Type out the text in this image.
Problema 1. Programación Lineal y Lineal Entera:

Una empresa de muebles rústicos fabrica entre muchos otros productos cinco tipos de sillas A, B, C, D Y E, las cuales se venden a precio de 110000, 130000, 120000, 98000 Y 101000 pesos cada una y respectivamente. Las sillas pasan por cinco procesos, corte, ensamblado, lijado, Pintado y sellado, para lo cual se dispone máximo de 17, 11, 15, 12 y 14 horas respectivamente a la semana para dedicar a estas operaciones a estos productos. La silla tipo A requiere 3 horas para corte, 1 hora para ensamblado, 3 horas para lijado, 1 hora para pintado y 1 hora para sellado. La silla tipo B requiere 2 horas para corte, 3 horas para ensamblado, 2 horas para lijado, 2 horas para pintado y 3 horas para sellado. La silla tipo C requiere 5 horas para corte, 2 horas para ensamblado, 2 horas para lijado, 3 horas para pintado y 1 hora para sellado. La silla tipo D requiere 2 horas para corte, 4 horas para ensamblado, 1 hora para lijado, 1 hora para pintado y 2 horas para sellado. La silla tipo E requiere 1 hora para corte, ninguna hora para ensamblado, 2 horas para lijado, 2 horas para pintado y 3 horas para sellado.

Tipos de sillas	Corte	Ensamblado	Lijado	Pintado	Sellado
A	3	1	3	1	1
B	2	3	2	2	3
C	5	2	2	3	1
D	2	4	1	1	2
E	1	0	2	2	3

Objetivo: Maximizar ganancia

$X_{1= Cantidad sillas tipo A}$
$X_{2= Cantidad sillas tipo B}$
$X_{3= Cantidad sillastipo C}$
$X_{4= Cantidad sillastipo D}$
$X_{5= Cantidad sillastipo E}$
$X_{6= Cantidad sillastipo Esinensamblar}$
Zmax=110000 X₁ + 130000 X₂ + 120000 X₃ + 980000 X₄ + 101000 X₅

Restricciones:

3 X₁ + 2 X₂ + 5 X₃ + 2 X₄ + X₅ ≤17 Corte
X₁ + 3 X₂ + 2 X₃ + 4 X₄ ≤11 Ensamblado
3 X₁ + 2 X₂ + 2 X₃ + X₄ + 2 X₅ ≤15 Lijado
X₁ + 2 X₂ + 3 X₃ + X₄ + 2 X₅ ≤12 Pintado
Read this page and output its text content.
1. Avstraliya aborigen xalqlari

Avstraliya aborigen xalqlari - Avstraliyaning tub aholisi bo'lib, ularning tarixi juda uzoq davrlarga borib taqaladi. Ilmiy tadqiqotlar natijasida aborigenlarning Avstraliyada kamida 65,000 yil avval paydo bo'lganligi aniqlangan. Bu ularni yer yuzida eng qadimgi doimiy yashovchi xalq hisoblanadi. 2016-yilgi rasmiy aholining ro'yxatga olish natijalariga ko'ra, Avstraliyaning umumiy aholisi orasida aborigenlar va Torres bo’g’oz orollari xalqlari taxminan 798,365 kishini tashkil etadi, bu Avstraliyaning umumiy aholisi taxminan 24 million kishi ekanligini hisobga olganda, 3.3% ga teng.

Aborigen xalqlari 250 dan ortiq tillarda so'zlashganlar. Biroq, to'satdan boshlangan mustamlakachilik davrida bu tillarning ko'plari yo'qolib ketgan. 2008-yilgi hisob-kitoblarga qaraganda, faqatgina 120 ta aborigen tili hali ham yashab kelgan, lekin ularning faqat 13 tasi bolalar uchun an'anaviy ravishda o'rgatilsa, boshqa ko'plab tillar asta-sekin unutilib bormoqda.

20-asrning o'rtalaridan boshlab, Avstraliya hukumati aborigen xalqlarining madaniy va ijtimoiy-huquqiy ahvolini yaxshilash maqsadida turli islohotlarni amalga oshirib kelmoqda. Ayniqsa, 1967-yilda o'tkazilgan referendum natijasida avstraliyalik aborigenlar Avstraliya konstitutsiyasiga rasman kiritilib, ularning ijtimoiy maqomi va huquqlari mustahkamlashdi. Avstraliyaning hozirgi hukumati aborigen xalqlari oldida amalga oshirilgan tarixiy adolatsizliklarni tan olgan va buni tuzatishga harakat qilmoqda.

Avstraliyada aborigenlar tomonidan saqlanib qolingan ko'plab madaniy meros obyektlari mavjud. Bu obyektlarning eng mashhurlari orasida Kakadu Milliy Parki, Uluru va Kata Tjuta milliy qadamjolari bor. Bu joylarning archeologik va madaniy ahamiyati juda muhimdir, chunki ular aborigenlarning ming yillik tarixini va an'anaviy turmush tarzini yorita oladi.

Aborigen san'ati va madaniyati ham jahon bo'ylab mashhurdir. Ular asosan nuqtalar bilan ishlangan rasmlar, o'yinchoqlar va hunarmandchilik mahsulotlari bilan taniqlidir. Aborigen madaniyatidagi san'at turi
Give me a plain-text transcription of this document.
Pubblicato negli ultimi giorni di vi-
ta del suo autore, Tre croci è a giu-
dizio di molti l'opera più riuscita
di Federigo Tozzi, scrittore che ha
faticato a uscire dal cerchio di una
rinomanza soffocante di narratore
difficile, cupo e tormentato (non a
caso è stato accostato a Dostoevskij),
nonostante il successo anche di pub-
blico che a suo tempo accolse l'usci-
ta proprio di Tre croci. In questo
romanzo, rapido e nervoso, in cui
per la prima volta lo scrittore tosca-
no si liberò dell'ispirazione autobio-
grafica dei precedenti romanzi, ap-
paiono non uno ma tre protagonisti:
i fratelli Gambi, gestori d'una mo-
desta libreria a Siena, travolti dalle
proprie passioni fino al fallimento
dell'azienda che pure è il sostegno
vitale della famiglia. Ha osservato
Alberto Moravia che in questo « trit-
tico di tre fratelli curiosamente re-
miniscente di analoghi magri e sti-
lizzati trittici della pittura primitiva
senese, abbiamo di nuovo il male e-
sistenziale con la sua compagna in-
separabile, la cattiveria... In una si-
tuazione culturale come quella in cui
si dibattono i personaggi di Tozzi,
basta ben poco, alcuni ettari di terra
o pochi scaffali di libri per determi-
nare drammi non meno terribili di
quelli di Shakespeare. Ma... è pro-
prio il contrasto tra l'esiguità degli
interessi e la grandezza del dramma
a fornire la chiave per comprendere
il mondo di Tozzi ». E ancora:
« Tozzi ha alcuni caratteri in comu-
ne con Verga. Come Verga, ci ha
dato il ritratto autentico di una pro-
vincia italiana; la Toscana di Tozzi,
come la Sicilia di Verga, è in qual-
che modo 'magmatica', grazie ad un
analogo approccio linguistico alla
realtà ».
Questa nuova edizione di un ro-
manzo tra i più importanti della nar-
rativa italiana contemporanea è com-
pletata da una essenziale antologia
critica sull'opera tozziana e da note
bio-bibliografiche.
+-------+
### [Prompt]
Nothing in the data may differ; print all of it exactly as written.

### [Response below]
Type out the text in this image.
Problema 1. Programación Lineal y Lineal Entera:

Una empresa de muebles rústicos fabrica entre muchos otros productos cinco tipos de sillas A, B, C, D Y E, las cuales se venden a precio de 110000, 130000, 120000, 98000 Y 101000 pesos cada una y respectivamente. Las sillas pasan por cinco procesos, corte, ensamblado, lijado, Pintado y sellado, para lo cual se dispone máximo de 17, 11, 15, 12 y 14 horas respectivamente a la semana para dedicar a estas operaciones a estos productos. La silla tipo A requiere 3 horas para corte, 1 hora para ensamblado, 3 horas para lijado, 1 hora para pintado y 1 hora para sellado. La silla tipo B requiere 2 horas para corte, 3 horas para ensamblado, 2 horas para lijado, 2 horas para pintado y 3 horas para sellado. La silla tipo C requiere 5 horas para corte, 2 horas para ensamblado, 2 horas para lijado, 3 horas para pintado y 1 hora para sellado. La silla tipo D requiere 2 horas para corte, 4 horas para ensamblado, 1 hora para lijado, 1 hora para pintado y 2 horas para sellado. La silla tipo E requiere 1 hora para corte, ninguna hora para ensamblado, 2 horas para lijado, 2 horas para pintado y 3 horas para sellado.

Tipos de sillas	Corte	Ensamblado	Lijado	Pintado	Sellado
A	3	1	3	1	1
B	2	3	2	2	3
C	5	2	2	3	1
D	2	4	1	1	2
E	1	0	2	2	3

Objetivo: Maximizar ganancia

$X_{1= Cantidad sillas tipo A}$
$X_{2= Cantidad sillas tipo B}$
$X_{3= Cantidad sillastipo C}$
$X_{4= Cantidad sillastipo D}$
$X_{5= Cantidad sillastipo E}$
$X_{6= Cantidad sillastipo Esinensamblar}$
Zmax=110000 X₁ + 130000 X₂ + 120000 X₃ + 980000 X₄ + 101000 X₅

Restricciones:

3 X₁ + 2 X₂ + 5 X₃ + 2 X₄ + X₅ ≤17 Corte
X₁ + 3 X₂ + 2 X₃ + 4 X₄ ≤11 Ensamblado
3 X₁ + 2 X₂ + 2 X₃ + X₄ + 2 X₅ ≤15 Lijado
X₁ + 2 X₂ + 3 X₃ + X₄ + 2 X₅ ≤12 Pintado
Read this page and output its text content.
1. Avstraliya aborigen xalqlari

Avstraliya aborigen xalqlari - Avstraliyaning tub aholisi bo'lib, ularning tarixi juda uzoq davrlarga borib taqaladi. Ilmiy tadqiqotlar natijasida aborigenlarning Avstraliyada kamida 65,000 yil avval paydo bo'lganligi aniqlangan. Bu ularni yer yuzida eng qadimgi doimiy yashovchi xalq hisoblanadi. 2016-yilgi rasmiy aholining ro'yxatga olish natijalariga ko'ra, Avstraliyaning umumiy aholisi orasida aborigenlar va Torres bo’g’oz orollari xalqlari taxminan 798,365 kishini tashkil etadi, bu Avstraliyaning umumiy aholisi taxminan 24 million kishi ekanligini hisobga olganda, 3.3% ga teng.

Aborigen xalqlari 250 dan ortiq tillarda so'zlashganlar. Biroq, to'satdan boshlangan mustamlakachilik davrida bu tillarning ko'plari yo'qolib ketgan. 2008-yilgi hisob-kitoblarga qaraganda, faqatgina 120 ta aborigen tili hali ham yashab kelgan, lekin ularning faqat 13 tasi bolalar uchun an'anaviy ravishda o'rgatilsa, boshqa ko'plab tillar asta-sekin unutilib bormoqda.

20-asrning o'rtalaridan boshlab, Avstraliya hukumati aborigen xalqlarining madaniy va ijtimoiy-huquqiy ahvolini yaxshilash maqsadida turli islohotlarni amalga oshirib kelmoqda. Ayniqsa, 1967-yilda o'tkazilgan referendum natijasida avstraliyalik aborigenlar Avstraliya konstitutsiyasiga rasman kiritilib, ularning ijtimoiy maqomi va huquqlari mustahkamlashdi. Avstraliyaning hozirgi hukumati aborigen xalqlari oldida amalga oshirilgan tarixiy adolatsizliklarni tan olgan va buni tuzatishga harakat qilmoqda.

Avstraliyada aborigenlar tomonidan saqlanib qolingan ko'plab madaniy meros obyektlari mavjud. Bu obyektlarning eng mashhurlari orasida Kakadu Milliy Parki, Uluru va Kata Tjuta milliy qadamjolari bor. Bu joylarning archeologik va madaniy ahamiyati juda muhimdir, chunki ular aborigenlarning ming yillik tarixini va an'anaviy turmush tarzini yorita oladi.

Aborigen san'ati va madaniyati ham jahon bo'ylab mashhurdir. Ular asosan nuqtalar bilan ishlangan rasmlar, o'yinchoqlar va hunarmandchilik mahsulotlari bilan taniqlidir. Aborigen madaniyatidagi san'at turi
Give me a plain-text transcription of this document.
Pubblicato negli ultimi giorni di vi-
ta del suo autore, Tre croci è a giu-
dizio di molti l'opera più riuscita
di Federigo Tozzi, scrittore che ha
faticato a uscire dal cerchio di una
rinomanza soffocante di narratore
difficile, cupo e tormentato (non a
caso è stato accostato a Dostoevskij),
nonostante il successo anche di pub-
blico che a suo tempo accolse l'usci-
ta proprio di Tre croci. In questo
romanzo, rapido e nervoso, in cui
per la prima volta lo scrittore tosca-
no si liberò dell'ispirazione autobio-
grafica dei precedenti romanzi, ap-
paiono non uno ma tre protagonisti:
i fratelli Gambi, gestori d'una mo-
desta libreria a Siena, travolti dalle
proprie passioni fino al fallimento
dell'azienda che pure è il sostegno
vitale della famiglia. Ha osservato
Alberto Moravia che in questo « trit-
tico di tre fratelli curiosamente re-
miniscente di analoghi magri e sti-
lizzati trittici della pittura primitiva
senese, abbiamo di nuovo il male e-
sistenziale con la sua compagna in-
separabile, la cattiveria... In una si-
tuazione culturale come quella in cui
si dibattono i personaggi di Tozzi,
basta ben poco, alcuni ettari di terra
o pochi scaffali di libri per determi-
nare drammi non meno terribili di
quelli di Shakespeare. Ma... è pro-
prio il contrasto tra l'esiguità degli
interessi e la grandezza del dramma
a fornire la chiave per comprendere
il mondo di Tozzi ». E ancora:
« Tozzi ha alcuni caratteri in comu-
ne con Verga. Come Verga, ci ha
dato il ritratto autentico di una pro-
vincia italiana; la Toscana di Tozzi,
come la Sicilia di Verga, è in qual-
che modo 'magmatica', grazie ad un
analogo approccio linguistico alla
realtà ».
Questa nuova edizione di un ro-
manzo tra i più importanti della nar-
rativa italiana contemporanea è com-
pletata da una essenziale antologia
critica sull'opera tozziana e da note
bio-bibliografiche.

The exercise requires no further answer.